Supplied material
• • • • •

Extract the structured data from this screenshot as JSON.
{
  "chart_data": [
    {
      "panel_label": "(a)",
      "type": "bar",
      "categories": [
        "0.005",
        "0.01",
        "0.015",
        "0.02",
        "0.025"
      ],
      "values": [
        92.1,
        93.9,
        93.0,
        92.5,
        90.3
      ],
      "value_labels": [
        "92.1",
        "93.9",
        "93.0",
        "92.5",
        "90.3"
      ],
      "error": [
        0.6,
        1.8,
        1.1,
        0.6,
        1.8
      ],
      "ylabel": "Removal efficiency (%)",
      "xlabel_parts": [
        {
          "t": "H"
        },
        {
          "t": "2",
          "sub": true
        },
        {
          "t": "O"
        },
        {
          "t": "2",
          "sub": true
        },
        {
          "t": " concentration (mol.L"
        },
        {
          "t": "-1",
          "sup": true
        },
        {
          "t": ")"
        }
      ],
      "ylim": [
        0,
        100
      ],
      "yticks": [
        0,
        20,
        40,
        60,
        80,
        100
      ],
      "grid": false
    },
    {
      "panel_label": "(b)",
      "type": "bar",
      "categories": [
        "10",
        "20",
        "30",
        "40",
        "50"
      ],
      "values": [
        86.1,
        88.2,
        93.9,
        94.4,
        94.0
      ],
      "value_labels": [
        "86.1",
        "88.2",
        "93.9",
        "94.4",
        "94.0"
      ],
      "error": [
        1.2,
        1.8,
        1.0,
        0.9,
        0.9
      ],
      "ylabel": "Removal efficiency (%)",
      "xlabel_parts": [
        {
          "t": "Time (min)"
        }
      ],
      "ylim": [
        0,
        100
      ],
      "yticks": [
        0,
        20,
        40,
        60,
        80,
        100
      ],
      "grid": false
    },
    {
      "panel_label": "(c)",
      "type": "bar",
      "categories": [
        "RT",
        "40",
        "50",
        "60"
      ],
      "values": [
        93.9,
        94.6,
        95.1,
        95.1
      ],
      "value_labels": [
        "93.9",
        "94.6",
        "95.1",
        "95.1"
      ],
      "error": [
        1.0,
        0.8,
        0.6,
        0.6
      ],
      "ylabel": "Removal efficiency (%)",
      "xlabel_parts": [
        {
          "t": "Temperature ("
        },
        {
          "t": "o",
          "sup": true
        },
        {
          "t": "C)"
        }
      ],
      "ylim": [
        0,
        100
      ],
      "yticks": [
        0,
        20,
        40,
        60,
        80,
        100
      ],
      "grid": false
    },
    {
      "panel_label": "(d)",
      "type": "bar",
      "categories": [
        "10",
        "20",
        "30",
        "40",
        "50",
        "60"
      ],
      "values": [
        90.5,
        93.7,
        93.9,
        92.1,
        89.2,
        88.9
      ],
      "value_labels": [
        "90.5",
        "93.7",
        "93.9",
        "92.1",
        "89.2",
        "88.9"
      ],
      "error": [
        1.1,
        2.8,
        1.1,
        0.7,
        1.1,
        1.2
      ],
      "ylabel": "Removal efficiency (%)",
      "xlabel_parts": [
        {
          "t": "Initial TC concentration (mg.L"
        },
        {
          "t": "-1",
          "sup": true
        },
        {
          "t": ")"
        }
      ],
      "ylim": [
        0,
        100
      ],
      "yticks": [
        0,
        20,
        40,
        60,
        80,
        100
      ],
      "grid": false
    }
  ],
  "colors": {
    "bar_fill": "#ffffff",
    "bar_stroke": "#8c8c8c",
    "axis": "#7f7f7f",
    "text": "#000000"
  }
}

• • • • •

Goal of the exercise
Return the full listing, character for character.

Task answer
Extract the structured data from this screenshot as JSON.
{
  "chart_data": [
    {
      "panel_label": "(a)",
      "type": "bar",
      "categories": [
        "0.005",
        "0.01",
        "0.015",
        "0.02",
        "0.025"
      ],
      "values": [
        92.1,
        93.9,
        93.0,
        92.5,
        90.3
      ],
      "value_labels": [
        "92.1",
        "93.9",
        "93.0",
        "92.5",
        "90.3"
      ],
      "error": [
        0.6,
        1.8,
        1.1,
        0.6,
        1.8
      ],
      "ylabel": "Removal efficiency (%)",
      "xlabel_parts": [
        {
          "t": "H"
        },
        {
          "t": "2",
          "sub": true
        },
        {
          "t": "O"
        },
        {
          "t": "2",
          "sub": true
        },
        {
          "t": " concentration (mol.L"
        },
        {
          "t": "-1",
          "sup": true
        },
        {
          "t": ")"
        }
      ],
      "ylim": [
        0,
        100
      ],
      "yticks": [
        0,
        20,
        40,
        60,
        80,
        100
      ],
      "grid": false
    },
    {
      "panel_label": "(b)",
      "type": "bar",
      "categories": [
        "10",
        "20",
        "30",
        "40",
        "50"
      ],
      "values": [
        86.1,
        88.2,
        93.9,
        94.4,
        94.0
      ],
      "value_labels": [
        "86.1",
        "88.2",
        "93.9",
        "94.4",
        "94.0"
      ],
      "error": [
        1.2,
        1.8,
        1.0,
        0.9,
        0.9
      ],
      "ylabel": "Removal efficiency (%)",
      "xlabel_parts": [
        {
          "t": "Time (min)"
        }
      ],
      "ylim": [
        0,
        100
      ],
      "yticks": [
        0,
        20,
        40,
        60,
        80,
        100
      ],
      "grid": false
    },
    {
      "panel_label": "(c)",
      "type": "bar",
      "categories": [
        "RT",
        "40",
        "50",
        "60"
      ],
      "values": [
        93.9,
        94.6,
        95.1,
        95.1
      ],
      "value_labels": [
        "93.9",
        "94.6",
        "95.1",
        "95.1"
      ],
      "error": [
        1.0,
        0.8,
        0.6,
        0.6
      ],
      "ylabel": "Removal efficiency (%)",
      "xlabel_parts": [
        {
          "t": "Temperature ("
        },
        {
          "t": "o",
          "sup": true
        },
        {
          "t": "C)"
        }
      ],
      "ylim": [
        0,
        100
      ],
      "yticks": [
        0,
        20,
        40,
        60,
        80,
        100
      ],
      "grid": false
    },
    {
      "panel_label": "(d)",
      "type": "bar",
      "categories": [
        "10",
        "20",
        "30",
        "40",
        "50",
        "60"
      ],
      "values": [
        90.5,
        93.7,
        93.9,
        92.1,
        89.2,
        88.9
      ],
      "value_labels": [
        "90.5",
        "93.7",
        "93.9",
        "92.1",
        "89.2",
        "88.9"
      ],
      "error": [
        1.1,
        2.8,
        1.1,
        0.7,
        1.1,
        1.2
      ],
      "ylabel": "Removal efficiency (%)",
      "xlabel_parts": [
        {
          "t": "Initial TC concentration (mg.L"
        },
        {
          "t": "-1",
          "sup": true
        },
        {
          "t": ")"
        }
      ],
      "ylim": [
        0,
        100
      ],
      "yticks": [
        0,
        20,
        40,
        60,
        80,
        100
      ],
      "grid": false
    }
  ],
  "colors": {
    "bar_fill": "#ffffff",
    "bar_stroke": "#8c8c8c",
    "axis": "#7f7f7f",
    "text": "#000000"
  }
}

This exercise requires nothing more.